:: Required work ::
Copy the listing word for word, from its first line through the line containing "performers-line [30, 151, 698, 168]", including both of those lines.

:: Source material ::
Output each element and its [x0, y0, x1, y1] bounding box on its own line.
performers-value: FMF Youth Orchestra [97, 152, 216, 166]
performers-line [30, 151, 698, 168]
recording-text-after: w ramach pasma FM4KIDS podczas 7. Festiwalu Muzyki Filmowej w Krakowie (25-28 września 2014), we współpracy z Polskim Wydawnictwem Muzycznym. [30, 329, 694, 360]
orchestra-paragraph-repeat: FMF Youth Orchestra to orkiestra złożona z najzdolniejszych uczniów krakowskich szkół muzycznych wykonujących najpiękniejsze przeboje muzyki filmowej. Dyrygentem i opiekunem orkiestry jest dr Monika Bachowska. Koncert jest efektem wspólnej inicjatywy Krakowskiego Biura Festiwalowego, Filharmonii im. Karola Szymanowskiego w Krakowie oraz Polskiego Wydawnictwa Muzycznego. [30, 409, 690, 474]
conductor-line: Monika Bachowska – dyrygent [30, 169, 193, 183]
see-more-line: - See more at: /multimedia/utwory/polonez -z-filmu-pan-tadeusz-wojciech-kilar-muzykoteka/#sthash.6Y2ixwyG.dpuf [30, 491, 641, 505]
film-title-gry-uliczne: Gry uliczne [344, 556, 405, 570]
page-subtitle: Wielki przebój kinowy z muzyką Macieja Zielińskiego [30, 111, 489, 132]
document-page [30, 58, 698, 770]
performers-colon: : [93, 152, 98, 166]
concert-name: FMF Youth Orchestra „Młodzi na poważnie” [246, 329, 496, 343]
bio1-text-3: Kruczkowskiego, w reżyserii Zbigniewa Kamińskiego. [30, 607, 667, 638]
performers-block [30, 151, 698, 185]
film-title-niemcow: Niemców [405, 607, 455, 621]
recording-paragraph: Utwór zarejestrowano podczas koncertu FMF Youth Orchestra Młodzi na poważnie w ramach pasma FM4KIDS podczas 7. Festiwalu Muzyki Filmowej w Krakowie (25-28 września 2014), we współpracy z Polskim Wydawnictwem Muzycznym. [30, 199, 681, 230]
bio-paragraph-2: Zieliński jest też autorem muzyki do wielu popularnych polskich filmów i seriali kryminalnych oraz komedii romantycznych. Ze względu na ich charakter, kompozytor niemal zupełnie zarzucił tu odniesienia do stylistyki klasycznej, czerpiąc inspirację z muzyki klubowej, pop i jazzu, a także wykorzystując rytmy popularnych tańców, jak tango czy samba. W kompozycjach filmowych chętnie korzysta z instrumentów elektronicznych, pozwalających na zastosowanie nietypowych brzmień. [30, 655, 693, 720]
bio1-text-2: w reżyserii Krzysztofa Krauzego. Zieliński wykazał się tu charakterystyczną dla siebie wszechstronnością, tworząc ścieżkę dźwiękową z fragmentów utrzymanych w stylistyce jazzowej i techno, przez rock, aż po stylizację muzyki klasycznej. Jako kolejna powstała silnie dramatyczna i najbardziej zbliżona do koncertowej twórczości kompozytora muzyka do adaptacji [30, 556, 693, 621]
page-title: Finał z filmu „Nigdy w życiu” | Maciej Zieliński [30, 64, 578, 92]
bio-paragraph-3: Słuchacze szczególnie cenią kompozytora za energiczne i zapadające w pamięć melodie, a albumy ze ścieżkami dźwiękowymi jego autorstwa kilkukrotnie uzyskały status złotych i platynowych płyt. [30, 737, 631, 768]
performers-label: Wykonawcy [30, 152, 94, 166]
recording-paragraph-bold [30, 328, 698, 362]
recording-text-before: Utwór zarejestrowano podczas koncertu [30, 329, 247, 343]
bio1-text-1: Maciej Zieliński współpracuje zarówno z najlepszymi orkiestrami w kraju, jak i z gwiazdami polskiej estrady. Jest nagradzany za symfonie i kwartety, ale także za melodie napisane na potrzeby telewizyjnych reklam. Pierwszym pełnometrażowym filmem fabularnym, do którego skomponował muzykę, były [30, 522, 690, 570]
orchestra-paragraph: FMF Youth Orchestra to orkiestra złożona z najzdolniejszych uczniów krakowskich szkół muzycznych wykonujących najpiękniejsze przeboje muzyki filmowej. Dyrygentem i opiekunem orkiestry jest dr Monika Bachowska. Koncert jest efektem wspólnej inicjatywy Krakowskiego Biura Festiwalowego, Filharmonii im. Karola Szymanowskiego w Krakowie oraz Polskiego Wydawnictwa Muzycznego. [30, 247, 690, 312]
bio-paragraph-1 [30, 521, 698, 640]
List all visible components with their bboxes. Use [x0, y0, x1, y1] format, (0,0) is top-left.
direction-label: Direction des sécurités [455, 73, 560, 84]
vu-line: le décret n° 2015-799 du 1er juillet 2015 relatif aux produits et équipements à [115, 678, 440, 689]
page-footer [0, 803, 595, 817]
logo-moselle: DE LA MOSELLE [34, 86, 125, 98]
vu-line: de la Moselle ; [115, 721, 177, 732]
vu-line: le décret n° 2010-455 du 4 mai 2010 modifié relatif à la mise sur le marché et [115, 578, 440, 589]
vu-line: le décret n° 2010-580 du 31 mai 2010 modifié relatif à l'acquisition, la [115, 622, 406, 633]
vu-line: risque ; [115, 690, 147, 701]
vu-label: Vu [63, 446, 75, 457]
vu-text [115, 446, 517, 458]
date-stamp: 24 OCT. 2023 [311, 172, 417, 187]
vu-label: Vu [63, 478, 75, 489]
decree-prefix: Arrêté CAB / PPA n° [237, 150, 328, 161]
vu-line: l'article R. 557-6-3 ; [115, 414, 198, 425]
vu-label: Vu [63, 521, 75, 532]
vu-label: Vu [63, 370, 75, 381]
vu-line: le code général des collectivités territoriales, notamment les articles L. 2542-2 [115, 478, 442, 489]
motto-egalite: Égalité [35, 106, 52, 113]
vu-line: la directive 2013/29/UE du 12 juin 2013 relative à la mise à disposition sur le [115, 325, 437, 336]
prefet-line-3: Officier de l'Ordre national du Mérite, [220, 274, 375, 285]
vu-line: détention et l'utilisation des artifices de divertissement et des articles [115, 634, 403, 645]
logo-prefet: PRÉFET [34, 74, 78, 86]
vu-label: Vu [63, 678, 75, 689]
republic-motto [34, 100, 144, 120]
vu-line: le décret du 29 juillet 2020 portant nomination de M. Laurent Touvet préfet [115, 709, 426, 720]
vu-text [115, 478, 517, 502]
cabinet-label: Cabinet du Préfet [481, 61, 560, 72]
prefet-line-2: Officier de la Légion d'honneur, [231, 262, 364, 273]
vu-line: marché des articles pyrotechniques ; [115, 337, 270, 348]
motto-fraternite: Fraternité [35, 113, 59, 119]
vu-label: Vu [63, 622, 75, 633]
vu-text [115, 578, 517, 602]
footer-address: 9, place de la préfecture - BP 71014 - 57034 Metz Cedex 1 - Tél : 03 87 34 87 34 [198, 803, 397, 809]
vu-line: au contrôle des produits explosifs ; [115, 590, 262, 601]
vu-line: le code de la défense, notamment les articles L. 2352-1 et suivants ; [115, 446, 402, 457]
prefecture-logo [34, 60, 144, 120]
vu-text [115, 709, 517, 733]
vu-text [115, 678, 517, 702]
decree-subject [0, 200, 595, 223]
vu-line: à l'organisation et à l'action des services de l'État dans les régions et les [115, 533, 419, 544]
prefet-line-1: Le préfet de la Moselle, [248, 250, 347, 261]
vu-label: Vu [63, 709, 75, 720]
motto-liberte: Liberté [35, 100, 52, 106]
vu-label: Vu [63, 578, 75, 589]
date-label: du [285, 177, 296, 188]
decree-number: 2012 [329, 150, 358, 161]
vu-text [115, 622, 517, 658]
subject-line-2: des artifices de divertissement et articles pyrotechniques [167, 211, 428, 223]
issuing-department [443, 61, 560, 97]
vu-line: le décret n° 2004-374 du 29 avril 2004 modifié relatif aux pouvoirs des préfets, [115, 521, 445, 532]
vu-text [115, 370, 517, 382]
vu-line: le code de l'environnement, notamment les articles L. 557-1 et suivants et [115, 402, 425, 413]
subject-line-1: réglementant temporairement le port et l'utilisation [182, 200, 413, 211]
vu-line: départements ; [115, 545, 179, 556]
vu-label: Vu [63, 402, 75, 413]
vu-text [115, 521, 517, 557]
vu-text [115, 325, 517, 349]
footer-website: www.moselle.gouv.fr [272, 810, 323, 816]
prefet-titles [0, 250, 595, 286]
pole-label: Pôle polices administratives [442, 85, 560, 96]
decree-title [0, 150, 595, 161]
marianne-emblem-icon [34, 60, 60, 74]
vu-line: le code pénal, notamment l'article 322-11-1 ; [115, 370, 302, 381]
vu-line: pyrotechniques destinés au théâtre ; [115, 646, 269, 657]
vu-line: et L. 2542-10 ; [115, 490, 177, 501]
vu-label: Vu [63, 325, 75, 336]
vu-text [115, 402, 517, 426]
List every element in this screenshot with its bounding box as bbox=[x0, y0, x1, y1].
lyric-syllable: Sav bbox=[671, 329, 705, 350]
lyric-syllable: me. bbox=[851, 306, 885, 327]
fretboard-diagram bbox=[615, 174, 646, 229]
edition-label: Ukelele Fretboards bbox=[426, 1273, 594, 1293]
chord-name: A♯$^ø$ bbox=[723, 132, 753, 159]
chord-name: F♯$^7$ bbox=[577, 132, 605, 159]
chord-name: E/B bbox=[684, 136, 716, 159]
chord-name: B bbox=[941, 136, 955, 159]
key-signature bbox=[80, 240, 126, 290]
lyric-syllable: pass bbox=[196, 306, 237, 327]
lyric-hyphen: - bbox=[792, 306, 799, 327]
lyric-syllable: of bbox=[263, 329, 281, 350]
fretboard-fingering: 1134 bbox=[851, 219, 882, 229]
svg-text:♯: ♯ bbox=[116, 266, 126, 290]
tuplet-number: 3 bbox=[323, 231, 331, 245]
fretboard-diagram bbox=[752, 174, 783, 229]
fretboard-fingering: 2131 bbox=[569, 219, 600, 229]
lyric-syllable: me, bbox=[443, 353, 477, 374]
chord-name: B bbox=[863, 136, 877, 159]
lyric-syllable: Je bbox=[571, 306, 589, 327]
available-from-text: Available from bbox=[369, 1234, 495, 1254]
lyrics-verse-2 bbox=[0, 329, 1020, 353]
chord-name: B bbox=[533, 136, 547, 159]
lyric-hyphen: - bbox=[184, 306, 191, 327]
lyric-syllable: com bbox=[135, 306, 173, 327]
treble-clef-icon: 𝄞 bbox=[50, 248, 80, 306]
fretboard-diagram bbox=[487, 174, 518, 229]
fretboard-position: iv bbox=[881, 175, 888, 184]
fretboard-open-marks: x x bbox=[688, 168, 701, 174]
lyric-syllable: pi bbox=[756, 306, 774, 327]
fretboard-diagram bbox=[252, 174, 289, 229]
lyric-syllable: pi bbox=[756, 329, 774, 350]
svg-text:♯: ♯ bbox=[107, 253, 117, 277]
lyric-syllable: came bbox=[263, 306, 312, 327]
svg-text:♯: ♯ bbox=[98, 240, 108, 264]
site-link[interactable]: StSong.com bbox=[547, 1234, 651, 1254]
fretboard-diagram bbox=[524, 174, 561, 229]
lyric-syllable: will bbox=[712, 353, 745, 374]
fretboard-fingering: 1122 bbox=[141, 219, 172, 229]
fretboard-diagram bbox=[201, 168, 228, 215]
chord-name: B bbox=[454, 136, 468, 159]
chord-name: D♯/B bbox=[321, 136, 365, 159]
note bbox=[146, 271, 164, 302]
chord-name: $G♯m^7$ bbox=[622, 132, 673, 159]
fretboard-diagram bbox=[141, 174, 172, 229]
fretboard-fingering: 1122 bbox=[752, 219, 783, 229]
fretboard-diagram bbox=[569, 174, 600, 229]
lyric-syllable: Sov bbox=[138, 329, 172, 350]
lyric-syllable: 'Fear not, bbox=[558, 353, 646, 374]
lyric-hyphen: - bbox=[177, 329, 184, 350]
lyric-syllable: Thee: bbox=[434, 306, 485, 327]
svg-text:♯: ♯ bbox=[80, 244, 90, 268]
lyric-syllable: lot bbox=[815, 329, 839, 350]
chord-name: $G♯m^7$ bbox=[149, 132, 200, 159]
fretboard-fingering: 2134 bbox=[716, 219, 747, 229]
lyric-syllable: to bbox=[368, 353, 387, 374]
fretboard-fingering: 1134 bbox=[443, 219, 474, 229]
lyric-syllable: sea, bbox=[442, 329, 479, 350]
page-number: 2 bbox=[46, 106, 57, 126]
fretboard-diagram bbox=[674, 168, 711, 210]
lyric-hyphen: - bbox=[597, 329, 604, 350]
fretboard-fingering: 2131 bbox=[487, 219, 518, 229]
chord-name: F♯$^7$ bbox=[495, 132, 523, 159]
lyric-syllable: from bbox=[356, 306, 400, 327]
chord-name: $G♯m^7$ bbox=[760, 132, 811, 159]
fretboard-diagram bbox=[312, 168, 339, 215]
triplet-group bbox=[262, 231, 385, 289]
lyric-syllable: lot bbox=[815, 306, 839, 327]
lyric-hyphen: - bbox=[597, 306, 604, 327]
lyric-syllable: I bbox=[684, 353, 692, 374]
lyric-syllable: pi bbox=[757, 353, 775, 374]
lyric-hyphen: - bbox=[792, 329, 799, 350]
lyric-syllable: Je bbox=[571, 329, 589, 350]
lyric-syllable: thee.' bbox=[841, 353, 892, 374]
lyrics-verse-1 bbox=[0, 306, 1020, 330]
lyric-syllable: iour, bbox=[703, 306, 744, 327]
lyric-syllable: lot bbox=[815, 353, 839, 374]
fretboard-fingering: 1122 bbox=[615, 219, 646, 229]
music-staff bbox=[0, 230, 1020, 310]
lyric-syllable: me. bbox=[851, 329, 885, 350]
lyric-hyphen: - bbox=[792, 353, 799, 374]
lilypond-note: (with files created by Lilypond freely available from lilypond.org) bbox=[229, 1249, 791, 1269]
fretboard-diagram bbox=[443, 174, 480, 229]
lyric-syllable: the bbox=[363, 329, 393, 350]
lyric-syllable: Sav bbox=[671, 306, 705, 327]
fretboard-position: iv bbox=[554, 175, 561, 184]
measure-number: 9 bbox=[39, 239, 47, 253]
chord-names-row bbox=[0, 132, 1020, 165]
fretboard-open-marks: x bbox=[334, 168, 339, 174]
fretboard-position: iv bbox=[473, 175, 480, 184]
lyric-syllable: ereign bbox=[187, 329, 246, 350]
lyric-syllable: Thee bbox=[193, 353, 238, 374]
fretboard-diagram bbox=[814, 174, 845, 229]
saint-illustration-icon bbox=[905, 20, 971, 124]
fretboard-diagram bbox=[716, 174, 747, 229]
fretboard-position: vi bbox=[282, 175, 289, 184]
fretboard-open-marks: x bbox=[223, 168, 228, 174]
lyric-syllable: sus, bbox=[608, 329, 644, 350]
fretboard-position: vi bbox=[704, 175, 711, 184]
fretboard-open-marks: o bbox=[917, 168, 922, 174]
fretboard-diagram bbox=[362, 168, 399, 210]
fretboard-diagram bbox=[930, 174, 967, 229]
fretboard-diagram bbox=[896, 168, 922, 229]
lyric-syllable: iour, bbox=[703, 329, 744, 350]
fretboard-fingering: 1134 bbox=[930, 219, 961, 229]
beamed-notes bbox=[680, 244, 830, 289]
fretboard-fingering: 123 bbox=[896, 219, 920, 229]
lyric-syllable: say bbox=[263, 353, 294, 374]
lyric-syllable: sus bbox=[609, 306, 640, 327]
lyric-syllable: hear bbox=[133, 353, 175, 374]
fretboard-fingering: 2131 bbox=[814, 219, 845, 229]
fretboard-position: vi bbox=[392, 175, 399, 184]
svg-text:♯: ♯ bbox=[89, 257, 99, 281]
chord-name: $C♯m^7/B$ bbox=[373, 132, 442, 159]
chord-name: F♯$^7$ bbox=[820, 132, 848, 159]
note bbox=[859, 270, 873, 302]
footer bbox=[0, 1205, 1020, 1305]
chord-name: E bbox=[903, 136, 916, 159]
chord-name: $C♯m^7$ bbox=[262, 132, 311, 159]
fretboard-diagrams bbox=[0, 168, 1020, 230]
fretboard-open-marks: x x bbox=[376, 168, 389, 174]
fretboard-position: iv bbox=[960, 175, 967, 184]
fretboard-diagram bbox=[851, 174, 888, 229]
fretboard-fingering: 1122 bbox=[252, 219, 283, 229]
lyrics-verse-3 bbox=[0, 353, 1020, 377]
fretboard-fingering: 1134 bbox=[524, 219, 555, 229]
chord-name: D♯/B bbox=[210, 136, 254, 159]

:: Expected answer ::
Output each element and its [x0, y0, x1, y1] bounding box on its own line.
performers-value: FMF Youth Orchestra [97, 152, 216, 166]
performers-line [30, 151, 698, 168]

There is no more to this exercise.